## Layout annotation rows
================

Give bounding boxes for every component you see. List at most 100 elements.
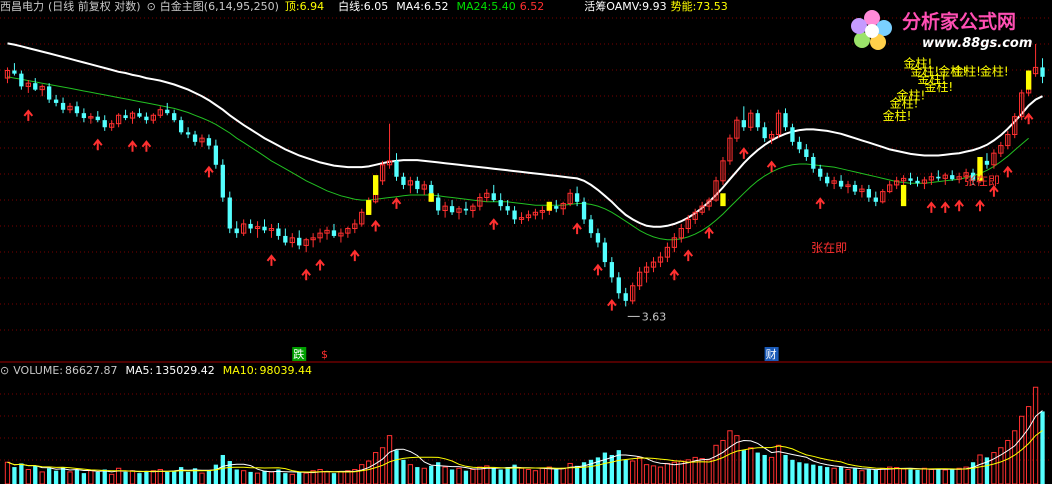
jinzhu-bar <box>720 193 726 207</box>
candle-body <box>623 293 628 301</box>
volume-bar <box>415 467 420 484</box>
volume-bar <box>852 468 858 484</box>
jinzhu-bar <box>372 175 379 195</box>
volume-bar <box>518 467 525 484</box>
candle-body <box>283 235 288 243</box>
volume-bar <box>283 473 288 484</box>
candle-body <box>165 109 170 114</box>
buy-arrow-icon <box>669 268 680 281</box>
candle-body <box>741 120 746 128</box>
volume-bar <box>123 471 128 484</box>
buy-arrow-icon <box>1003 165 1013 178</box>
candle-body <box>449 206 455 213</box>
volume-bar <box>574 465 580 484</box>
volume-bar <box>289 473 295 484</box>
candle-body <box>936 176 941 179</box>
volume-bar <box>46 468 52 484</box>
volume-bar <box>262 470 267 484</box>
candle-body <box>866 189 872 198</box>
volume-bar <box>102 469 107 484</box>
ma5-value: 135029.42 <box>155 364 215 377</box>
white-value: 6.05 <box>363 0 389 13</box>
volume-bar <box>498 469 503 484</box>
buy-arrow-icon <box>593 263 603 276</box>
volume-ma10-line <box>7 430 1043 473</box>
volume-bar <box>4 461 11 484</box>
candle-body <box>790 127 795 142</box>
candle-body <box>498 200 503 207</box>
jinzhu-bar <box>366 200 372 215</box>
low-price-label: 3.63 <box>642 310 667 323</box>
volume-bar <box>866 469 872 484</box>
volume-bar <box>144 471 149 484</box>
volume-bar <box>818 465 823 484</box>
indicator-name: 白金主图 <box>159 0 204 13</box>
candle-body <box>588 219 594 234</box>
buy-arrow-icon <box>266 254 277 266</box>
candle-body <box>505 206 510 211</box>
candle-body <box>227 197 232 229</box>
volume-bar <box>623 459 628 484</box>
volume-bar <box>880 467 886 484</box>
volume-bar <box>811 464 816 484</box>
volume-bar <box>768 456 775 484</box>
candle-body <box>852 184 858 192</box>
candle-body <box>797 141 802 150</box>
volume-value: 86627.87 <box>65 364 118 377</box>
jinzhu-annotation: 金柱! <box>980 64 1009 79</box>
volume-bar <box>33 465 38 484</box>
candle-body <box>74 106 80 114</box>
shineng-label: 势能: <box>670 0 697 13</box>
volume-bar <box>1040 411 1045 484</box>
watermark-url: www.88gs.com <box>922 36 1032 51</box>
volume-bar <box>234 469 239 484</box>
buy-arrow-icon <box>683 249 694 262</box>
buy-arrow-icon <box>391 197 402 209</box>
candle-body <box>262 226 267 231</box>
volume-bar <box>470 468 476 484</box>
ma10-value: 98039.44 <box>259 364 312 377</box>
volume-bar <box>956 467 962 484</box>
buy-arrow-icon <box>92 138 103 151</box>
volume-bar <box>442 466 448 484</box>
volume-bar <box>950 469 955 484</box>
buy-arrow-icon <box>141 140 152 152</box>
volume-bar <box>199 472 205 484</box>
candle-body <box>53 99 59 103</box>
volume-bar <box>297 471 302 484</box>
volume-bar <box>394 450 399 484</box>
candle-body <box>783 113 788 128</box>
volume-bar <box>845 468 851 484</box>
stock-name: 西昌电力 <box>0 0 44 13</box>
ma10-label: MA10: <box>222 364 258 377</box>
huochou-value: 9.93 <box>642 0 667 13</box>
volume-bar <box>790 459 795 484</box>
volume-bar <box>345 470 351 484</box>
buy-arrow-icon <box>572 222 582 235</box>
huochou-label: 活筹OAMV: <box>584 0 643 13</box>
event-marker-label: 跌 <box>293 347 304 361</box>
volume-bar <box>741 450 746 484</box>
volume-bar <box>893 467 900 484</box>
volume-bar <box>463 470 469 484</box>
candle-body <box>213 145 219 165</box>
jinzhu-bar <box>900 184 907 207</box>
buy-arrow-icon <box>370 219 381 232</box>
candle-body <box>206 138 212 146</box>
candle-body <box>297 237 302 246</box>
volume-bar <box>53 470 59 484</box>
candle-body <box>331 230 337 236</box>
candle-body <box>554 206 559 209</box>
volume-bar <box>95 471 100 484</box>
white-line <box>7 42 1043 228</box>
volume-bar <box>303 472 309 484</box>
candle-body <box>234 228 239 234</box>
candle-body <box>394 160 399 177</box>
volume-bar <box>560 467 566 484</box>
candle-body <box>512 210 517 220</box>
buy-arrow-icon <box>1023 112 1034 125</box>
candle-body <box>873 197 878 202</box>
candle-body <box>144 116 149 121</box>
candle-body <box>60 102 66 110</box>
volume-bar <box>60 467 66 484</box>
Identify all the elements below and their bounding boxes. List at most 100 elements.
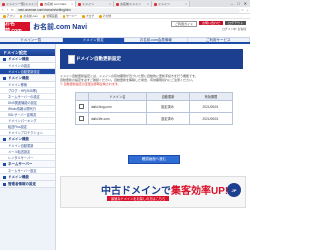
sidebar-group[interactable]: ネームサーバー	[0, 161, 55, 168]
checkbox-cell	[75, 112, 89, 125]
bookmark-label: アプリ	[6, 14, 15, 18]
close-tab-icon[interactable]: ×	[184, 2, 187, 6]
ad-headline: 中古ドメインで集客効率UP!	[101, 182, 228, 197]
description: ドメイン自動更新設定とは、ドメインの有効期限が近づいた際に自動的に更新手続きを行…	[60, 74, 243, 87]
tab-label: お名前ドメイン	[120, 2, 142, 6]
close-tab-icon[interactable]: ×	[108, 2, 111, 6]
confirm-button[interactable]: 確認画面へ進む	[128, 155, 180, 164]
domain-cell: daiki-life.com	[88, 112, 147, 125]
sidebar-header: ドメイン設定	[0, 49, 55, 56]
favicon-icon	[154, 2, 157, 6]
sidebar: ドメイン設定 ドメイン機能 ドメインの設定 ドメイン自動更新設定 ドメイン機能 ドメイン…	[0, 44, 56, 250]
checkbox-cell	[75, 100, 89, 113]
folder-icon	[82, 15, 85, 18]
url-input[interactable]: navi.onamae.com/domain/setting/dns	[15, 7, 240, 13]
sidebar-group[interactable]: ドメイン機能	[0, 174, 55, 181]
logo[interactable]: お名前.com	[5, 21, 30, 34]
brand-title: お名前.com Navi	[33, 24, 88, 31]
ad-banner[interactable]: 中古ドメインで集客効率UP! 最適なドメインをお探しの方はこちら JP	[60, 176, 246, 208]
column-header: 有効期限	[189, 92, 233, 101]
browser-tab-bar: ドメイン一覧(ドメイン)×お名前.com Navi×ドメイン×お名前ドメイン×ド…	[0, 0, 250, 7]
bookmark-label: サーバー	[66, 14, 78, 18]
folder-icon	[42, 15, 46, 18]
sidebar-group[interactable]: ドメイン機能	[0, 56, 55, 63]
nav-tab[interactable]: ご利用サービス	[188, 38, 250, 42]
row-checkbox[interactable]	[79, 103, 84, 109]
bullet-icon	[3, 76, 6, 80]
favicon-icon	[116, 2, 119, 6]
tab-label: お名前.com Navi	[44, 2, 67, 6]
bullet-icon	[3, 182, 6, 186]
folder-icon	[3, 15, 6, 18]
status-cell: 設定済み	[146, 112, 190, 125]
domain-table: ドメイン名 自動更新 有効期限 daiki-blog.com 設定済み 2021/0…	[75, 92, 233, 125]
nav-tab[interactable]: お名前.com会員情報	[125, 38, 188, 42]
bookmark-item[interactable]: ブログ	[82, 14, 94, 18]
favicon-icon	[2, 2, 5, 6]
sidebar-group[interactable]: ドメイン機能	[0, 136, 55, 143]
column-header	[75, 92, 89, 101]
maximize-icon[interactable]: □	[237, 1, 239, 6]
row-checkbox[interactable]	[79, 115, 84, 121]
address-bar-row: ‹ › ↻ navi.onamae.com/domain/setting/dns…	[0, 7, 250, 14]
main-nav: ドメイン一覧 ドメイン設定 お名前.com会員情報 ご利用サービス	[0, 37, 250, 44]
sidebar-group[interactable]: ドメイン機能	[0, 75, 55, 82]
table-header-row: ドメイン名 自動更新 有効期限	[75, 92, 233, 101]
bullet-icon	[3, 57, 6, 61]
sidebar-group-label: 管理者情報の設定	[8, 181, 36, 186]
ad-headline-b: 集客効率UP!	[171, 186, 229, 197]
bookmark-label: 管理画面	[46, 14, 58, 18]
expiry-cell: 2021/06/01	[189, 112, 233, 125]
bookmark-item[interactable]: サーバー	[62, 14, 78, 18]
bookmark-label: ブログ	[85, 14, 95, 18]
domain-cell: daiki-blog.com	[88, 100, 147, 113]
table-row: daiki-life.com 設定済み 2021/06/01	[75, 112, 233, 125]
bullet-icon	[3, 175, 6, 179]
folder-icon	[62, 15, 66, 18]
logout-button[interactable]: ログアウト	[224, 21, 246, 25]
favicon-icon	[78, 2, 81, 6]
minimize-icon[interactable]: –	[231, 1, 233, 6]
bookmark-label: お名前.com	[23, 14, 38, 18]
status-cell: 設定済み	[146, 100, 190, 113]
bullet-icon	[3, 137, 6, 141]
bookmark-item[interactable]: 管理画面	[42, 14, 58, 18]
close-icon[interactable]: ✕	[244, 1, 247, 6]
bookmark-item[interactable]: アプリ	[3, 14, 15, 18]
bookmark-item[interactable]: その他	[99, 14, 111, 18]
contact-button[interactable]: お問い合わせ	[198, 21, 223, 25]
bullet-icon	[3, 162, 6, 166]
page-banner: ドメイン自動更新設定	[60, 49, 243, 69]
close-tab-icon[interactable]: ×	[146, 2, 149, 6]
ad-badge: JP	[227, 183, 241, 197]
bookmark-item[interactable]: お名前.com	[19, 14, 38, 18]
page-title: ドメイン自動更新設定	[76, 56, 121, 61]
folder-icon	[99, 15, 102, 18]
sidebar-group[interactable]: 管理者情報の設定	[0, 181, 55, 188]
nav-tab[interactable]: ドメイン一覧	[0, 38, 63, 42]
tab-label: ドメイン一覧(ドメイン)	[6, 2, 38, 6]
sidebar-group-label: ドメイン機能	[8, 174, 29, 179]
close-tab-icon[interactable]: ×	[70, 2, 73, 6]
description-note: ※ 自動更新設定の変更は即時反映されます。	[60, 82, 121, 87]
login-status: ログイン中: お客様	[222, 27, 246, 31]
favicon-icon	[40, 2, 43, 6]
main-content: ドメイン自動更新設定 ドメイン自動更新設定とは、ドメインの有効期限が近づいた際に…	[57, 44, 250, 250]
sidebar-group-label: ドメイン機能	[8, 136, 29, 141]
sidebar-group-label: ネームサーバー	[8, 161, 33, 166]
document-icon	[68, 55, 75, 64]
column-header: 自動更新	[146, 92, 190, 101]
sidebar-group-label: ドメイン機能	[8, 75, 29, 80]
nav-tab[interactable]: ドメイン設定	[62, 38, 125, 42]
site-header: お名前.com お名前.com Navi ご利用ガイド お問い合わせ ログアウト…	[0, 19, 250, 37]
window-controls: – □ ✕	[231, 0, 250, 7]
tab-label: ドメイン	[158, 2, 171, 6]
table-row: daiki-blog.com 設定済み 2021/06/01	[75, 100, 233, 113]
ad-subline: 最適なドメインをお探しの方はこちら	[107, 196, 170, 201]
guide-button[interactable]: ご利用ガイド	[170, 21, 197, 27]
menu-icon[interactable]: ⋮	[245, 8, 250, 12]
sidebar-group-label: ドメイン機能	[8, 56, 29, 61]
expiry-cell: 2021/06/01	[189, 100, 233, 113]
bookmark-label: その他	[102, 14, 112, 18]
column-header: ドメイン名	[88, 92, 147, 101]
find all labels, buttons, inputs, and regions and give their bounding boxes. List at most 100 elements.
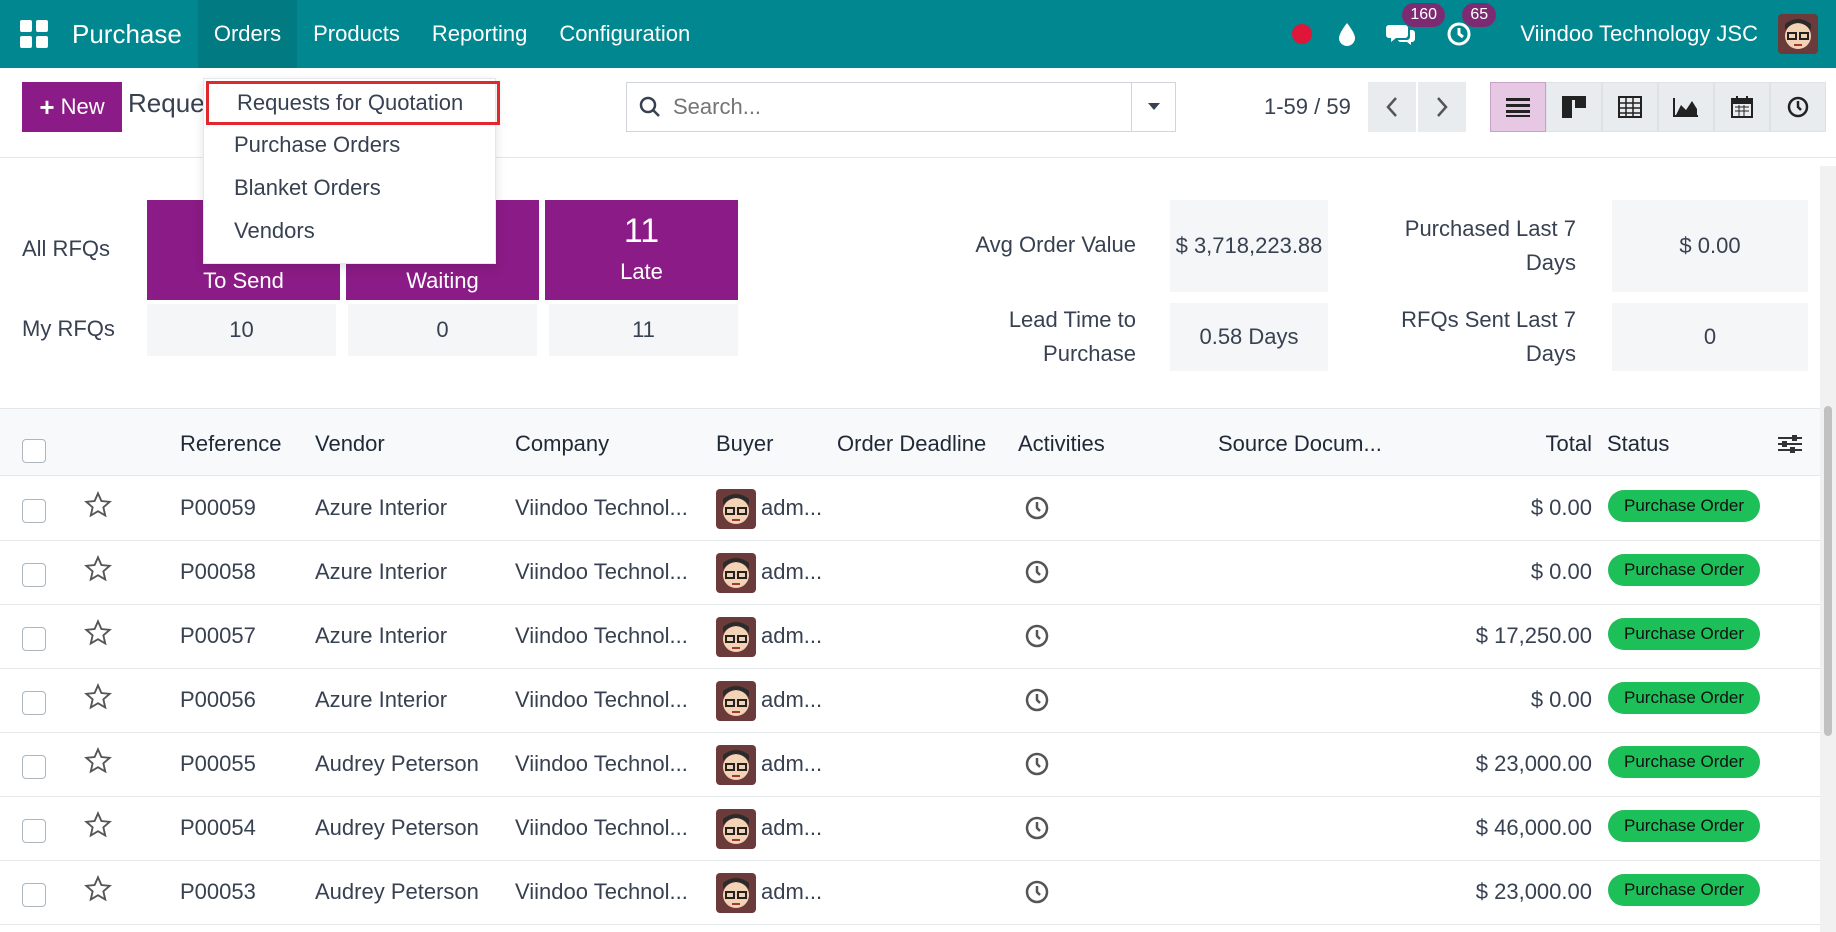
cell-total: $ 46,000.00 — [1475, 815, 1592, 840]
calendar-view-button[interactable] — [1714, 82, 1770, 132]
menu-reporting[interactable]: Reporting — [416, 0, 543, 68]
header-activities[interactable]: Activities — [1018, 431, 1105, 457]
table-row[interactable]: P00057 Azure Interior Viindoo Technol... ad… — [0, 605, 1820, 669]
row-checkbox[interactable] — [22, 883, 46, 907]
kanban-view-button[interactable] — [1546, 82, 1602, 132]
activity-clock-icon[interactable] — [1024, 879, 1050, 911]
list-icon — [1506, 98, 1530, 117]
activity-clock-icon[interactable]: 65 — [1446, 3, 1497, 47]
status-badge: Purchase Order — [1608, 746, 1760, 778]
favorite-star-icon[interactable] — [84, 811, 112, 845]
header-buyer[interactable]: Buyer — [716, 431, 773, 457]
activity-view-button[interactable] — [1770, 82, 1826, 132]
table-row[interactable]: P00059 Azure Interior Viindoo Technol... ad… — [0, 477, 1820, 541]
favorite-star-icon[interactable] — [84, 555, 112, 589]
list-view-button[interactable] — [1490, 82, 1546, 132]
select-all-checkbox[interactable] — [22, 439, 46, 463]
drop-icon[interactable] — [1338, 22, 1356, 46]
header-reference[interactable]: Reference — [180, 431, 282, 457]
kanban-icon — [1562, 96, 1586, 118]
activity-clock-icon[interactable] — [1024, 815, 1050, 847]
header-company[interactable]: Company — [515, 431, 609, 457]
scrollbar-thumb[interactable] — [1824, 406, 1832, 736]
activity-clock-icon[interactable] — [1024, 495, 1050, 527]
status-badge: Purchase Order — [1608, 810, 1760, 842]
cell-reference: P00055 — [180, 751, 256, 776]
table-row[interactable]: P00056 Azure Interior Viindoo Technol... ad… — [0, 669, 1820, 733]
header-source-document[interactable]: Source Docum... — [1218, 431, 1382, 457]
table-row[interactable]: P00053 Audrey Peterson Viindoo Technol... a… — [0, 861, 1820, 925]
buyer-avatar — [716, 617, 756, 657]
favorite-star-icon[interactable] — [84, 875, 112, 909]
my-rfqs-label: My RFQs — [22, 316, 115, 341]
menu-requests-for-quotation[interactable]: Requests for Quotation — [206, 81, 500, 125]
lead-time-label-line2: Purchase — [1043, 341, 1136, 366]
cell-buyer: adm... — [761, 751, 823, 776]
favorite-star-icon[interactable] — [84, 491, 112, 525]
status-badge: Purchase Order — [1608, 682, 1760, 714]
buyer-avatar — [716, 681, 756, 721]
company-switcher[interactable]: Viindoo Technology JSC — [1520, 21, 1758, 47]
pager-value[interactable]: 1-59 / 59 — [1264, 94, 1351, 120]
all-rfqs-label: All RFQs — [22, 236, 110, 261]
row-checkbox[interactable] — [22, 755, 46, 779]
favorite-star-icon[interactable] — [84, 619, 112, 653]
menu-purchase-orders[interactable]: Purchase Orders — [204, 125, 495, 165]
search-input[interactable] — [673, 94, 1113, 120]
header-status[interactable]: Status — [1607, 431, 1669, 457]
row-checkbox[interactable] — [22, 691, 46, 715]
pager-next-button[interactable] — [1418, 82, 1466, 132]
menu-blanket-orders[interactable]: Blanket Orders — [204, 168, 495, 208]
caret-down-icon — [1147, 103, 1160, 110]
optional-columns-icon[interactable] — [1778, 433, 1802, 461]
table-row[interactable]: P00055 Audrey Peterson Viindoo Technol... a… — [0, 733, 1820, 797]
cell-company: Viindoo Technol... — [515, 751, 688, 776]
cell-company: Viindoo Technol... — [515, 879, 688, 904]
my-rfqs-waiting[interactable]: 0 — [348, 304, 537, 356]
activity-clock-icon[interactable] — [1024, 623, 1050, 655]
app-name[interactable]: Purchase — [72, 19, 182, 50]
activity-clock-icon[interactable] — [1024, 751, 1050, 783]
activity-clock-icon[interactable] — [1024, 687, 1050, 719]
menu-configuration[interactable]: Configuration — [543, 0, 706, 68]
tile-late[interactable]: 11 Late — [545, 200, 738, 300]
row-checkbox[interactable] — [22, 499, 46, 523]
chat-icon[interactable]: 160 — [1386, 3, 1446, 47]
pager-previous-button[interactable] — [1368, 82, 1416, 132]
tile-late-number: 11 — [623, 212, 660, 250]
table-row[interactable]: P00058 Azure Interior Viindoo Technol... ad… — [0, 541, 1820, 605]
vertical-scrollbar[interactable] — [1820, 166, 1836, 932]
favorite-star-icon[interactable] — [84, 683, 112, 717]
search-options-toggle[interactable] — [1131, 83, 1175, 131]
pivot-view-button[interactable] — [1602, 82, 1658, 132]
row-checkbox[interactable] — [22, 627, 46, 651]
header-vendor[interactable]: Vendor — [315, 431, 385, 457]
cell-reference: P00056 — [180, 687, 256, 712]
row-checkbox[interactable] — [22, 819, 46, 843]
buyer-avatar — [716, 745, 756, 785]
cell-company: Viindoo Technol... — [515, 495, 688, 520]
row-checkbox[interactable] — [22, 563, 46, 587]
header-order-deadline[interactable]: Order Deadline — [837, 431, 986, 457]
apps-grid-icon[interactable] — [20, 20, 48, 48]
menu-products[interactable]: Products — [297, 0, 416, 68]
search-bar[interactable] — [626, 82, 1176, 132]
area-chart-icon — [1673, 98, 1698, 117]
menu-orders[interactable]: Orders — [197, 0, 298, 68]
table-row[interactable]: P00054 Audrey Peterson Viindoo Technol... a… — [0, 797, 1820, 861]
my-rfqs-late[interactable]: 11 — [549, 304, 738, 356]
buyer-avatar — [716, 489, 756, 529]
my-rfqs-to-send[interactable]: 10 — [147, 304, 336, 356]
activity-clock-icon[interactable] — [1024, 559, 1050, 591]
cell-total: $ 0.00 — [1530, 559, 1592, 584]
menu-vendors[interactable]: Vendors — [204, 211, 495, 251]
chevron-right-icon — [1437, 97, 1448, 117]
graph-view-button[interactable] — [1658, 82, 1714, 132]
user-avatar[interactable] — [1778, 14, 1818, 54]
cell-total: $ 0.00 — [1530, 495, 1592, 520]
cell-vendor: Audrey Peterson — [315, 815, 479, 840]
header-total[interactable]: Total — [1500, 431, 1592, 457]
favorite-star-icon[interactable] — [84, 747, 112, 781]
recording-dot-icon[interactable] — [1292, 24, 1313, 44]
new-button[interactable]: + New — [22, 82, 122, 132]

================

## Problem description
Can you repeat, word for word, the rows starting with the line that contains "161, 55, 168]" and going on through the line that contains "112, 147, 125]", with both of those lines included?

## Task output
sidebar-group[interactable]: ネームサーバー	[0, 161, 55, 168]
checkbox-cell	[75, 112, 89, 125]
bookmark-label: アプリ	[6, 14, 15, 18]
close-tab-icon[interactable]: ×	[184, 2, 187, 6]
ad-headline: 中古ドメインで集客効率UP!	[101, 182, 228, 197]
description: ドメイン自動更新設定とは、ドメインの有効期限が近づいた際に自動的に更新手続きを行…	[60, 74, 243, 87]
tab-label: お名前ドメイン	[120, 2, 142, 6]
close-tab-icon[interactable]: ×	[108, 2, 111, 6]
confirm-button[interactable]: 確認画面へ進む	[128, 155, 180, 164]
domain-cell: daiki-life.com	[88, 112, 147, 125]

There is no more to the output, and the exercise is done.